*Short problem:* Write out every entry precisely as given, leaving the pictures out.

*Recorded information:*
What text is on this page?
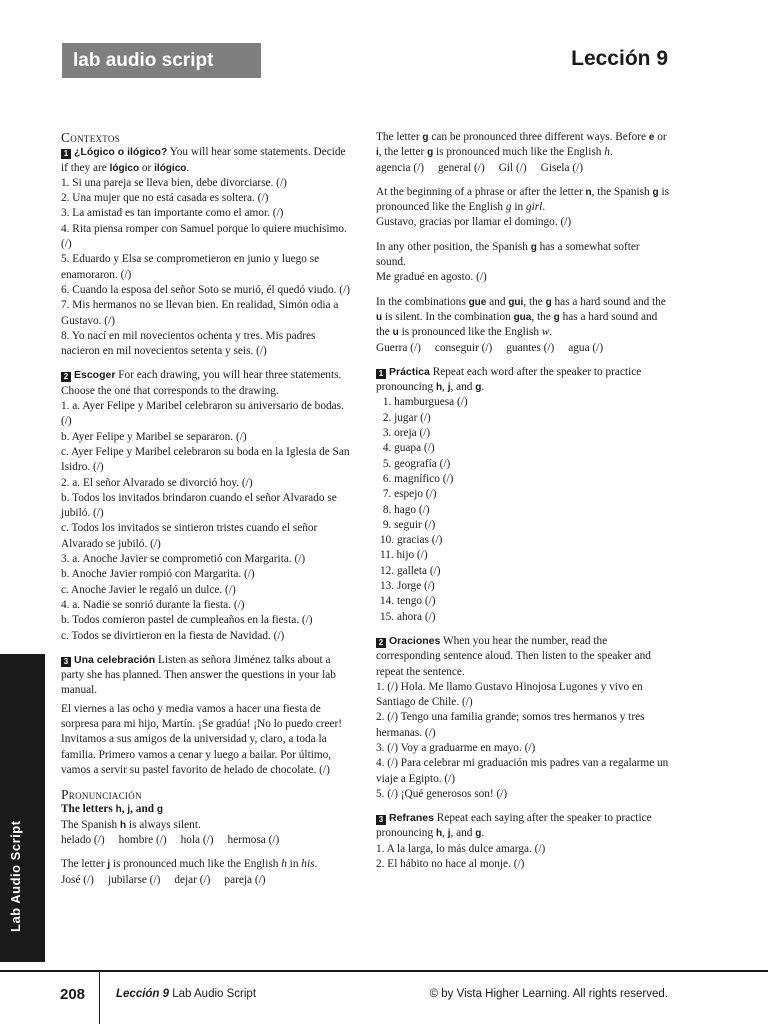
lab audio script	Lección 9

Contextos

1 ¿Lógico o ilógico? You will hear some statements. Decide if they are lógico or ilógico.

1. Si una pareja se lleva bien, debe divorciarse. (/)

2. Una mujer que no está casada es soltera. (/)

3. La amistad es tan importante como el amor. (/)

4. Rita piensa romper con Samuel porque lo quiere muchísimo. (/)

5. Eduardo y Elsa se comprometieron en junio y luego se enamoraron. (/)

6. Cuando la esposa del señor Soto se murió, él quedó viudo. (/)

7. Mis hermanos no se llevan bien. En realidad, Simón odia a Gustavo. (/)

8. Yo nací en mil novecientos ochenta y tres. Mis padres nacieron en mil novecientos setenta y seis. (/)

2 Escoger For each drawing, you will hear three statements. Choose the one that corresponds to the drawing.

1. a. Ayer Felipe y Maribel celebraron su aniversario de bodas. (/)

b. Ayer Felipe y Maribel se separaron. (/)

c. Ayer Felipe y Maribel celebraron su boda en la Iglesia de San Isidro. (/)

2. a. El señor Alvarado se divorció hoy. (/)

b. Todos los invitados brindaron cuando el señor Alvarado se jubiló. (/)

c. Todos los invitados se sintieron tristes cuando el señor Alvarado se jubiló. (/)

3. a. Anoche Javier se comprometió con Margarita. (/)

b. Anoche Javier rompió con Margarita. (/)

c. Anoche Javier le regaló un dulce. (/)

4. a. Nadie se sonrió durante la fiesta. (/)

b. Todos comieron pastel de cumpleaños en la fiesta. (/)

c. Todos se divirtieron en la fiesta de Navidad. (/)

3 Una celebración Listen as señora Jiménez talks about a party she has planned. Then answer the questions in your lab manual.

El viernes a las ocho y media vamos a hacer una fiesta de sorpresa para mi hijo, Martín. ¡Se gradúa! ¡No lo puedo creer! Invitamos a sus amigos de la universidad y, claro, a toda la familia. Primero vamos a cenar y luego a bailar. Por último, vamos a servir su pastel favorito de helado de chocolate. (/)

Pronunciación

The letters h, j, and g

The Spanish h is always silent.

helado (/) hombre (/) hola (/) hermosa (/)

The letter j is pronounced much like the English h in his.

José (/) jubilarse (/) dejar (/) pareja (/)

The letter g can be pronounced three different ways. Before e or i, the letter g is pronounced much like the English h.

agencia (/) general (/) Gil (/) Gisela (/)

At the beginning of a phrase or after the letter n, the Spanish g is pronounced like the English g in girl.

Gustavo, gracias por llamar el domingo. (/)

In any other position, the Spanish g has a somewhat softer sound.

Me gradué en agosto. (/)

In the combinations gue and gui, the g has a hard sound and the u is silent. In the combination gua, the g has a hard sound and the u is pronounced like the English w.

Guerra (/) conseguir (/) guantes (/) agua (/)

1 Práctica Repeat each word after the speaker to practice pronouncing h, j, and g.

1. hamburguesa (/)

2. jugar (/)

3. oreja (/)

4. guapa (/)

5. geografía (/)

6. magnífico (/)

7. espejo (/)

8. hago (/)

9. seguir (/)

10. gracias (/)

11. hijo (/)

12. galleta (/)

13. Jorge (/)

14. tengo (/)

15. ahora (/)

2 Oraciones When you hear the number, read the corresponding sentence aloud. Then listen to the speaker and repeat the sentence.

1. (/) Hola. Me llamo Gustavo Hinojosa Lugones y vivo en Santiago de Chile. (/)

2. (/) Tengo una familia grande; somos tres hermanos y tres hermanas. (/)

3. (/) Voy a graduarme en mayo. (/)

4. (/) Para celebrar mi graduación mis padres van a regalarme un viaje a Egipto. (/)

5. (/) ¡Qué generosos son! (/)

3 Refranes Repeat each saying after the speaker to practice pronouncing h, j, and g.

1. A la larga, lo más dulce amarga. (/)

2. El hábito no hace al monje. (/)

Lab Audio Script
208	Lección 9 Lab Audio Script	© by Vista Higher Learning. All rights reserved.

*Response to the task:*
What text is on this page?
lab audio script	Lección 9

Contextos

1 ¿Lógico o ilógico? You will hear some statements. Decide if they are lógico or ilógico.

1. Si una pareja se lleva bien, debe divorciarse. (/)

2. Una mujer que no está casada es soltera. (/)

3. La amistad es tan importante como el amor. (/)

4. Rita piensa romper con Samuel porque lo quiere muchísimo. (/)

5. Eduardo y Elsa se comprometieron en junio y luego se enamoraron. (/)

6. Cuando la esposa del señor Soto se murió, él quedó viudo. (/)

7. Mis hermanos no se llevan bien. En realidad, Simón odia a Gustavo. (/)

8. Yo nací en mil novecientos ochenta y tres. Mis padres nacieron en mil novecientos setenta y seis. (/)

2 Escoger For each drawing, you will hear three statements. Choose the one that corresponds to the drawing.

1. a. Ayer Felipe y Maribel celebraron su aniversario de bodas. (/)

b. Ayer Felipe y Maribel se separaron. (/)

c. Ayer Felipe y Maribel celebraron su boda en la Iglesia de San Isidro. (/)

2. a. El señor Alvarado se divorció hoy. (/)

b. Todos los invitados brindaron cuando el señor Alvarado se jubiló. (/)

c. Todos los invitados se sintieron tristes cuando el señor Alvarado se jubiló. (/)

3. a. Anoche Javier se comprometió con Margarita. (/)

b. Anoche Javier rompió con Margarita. (/)

c. Anoche Javier le regaló un dulce. (/)

4. a. Nadie se sonrió durante la fiesta. (/)

b. Todos comieron pastel de cumpleaños en la fiesta. (/)

c. Todos se divirtieron en la fiesta de Navidad. (/)

3 Una celebración Listen as señora Jiménez talks about a party she has planned. Then answer the questions in your lab manual.

El viernes a las ocho y media vamos a hacer una fiesta de sorpresa para mi hijo, Martín. ¡Se gradúa! ¡No lo puedo creer! Invitamos a sus amigos de la universidad y, claro, a toda la familia. Primero vamos a cenar y luego a bailar. Por último, vamos a servir su pastel favorito de helado de chocolate. (/)

Pronunciación

The letters h, j, and g

The Spanish h is always silent.

helado (/) hombre (/) hola (/) hermosa (/)

The letter j is pronounced much like the English h in his.

José (/) jubilarse (/) dejar (/) pareja (/)

The letter g can be pronounced three different ways. Before e or i, the letter g is pronounced much like the English h.

agencia (/) general (/) Gil (/) Gisela (/)

At the beginning of a phrase or after the letter n, the Spanish g is pronounced like the English g in girl.

Gustavo, gracias por llamar el domingo. (/)

In any other position, the Spanish g has a somewhat softer sound.

Me gradué en agosto. (/)

In the combinations gue and gui, the g has a hard sound and the u is silent. In the combination gua, the g has a hard sound and the u is pronounced like the English w.

Guerra (/) conseguir (/) guantes (/) agua (/)

1 Práctica Repeat each word after the speaker to practice pronouncing h, j, and g.

1. hamburguesa (/)

2. jugar (/)

3. oreja (/)

4. guapa (/)

5. geografía (/)

6. magnífico (/)

7. espejo (/)

8. hago (/)

9. seguir (/)

10. gracias (/)

11. hijo (/)

12. galleta (/)

13. Jorge (/)

14. tengo (/)

15. ahora (/)

2 Oraciones When you hear the number, read the corresponding sentence aloud. Then listen to the speaker and repeat the sentence.

1. (/) Hola. Me llamo Gustavo Hinojosa Lugones y vivo en Santiago de Chile. (/)

2. (/) Tengo una familia grande; somos tres hermanos y tres hermanas. (/)

3. (/) Voy a graduarme en mayo. (/)

4. (/) Para celebrar mi graduación mis padres van a regalarme un viaje a Egipto. (/)

5. (/) ¡Qué generosos son! (/)

3 Refranes Repeat each saying after the speaker to practice pronouncing h, j, and g.

1. A la larga, lo más dulce amarga. (/)

2. El hábito no hace al monje. (/)

Lab Audio Script
208	Lección 9 Lab Audio Script	© by Vista Higher Learning. All rights reserved.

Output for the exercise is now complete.